» Problem: Collect every line of the records below that contains the word "ráfordítás".

══ Extracted records

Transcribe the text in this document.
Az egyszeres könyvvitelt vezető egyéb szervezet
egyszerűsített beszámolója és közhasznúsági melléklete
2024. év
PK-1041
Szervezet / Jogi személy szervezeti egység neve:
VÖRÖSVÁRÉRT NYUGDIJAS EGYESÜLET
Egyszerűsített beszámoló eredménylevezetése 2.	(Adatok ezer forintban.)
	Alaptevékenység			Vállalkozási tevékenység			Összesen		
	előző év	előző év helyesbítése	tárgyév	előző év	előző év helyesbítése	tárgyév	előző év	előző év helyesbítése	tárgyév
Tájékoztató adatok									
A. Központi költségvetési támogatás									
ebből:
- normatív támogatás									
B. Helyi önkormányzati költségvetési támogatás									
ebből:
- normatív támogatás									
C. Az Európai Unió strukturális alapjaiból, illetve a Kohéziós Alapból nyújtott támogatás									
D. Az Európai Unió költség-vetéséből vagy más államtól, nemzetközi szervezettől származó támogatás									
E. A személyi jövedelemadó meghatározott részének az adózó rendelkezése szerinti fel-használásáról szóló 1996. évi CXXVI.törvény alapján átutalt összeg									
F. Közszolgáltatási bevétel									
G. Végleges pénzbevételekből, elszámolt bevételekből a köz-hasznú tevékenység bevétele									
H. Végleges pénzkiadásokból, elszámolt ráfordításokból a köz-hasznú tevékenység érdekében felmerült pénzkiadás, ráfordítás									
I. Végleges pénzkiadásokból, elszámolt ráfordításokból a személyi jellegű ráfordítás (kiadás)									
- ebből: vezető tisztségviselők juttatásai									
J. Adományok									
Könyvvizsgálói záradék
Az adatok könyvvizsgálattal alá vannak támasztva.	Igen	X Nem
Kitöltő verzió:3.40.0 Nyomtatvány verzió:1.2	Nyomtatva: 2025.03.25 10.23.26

════

» Result of this exercise:
H. Végleges pénzkiadásokból, elszámolt ráfordításokból a köz-hasznú tevékenység érdekében felmerült pénzkiadás, ráfordítás									
I. Végleges pénzkiadásokból, elszámolt ráfordításokból a személyi jellegű ráfordítás (kiadás)									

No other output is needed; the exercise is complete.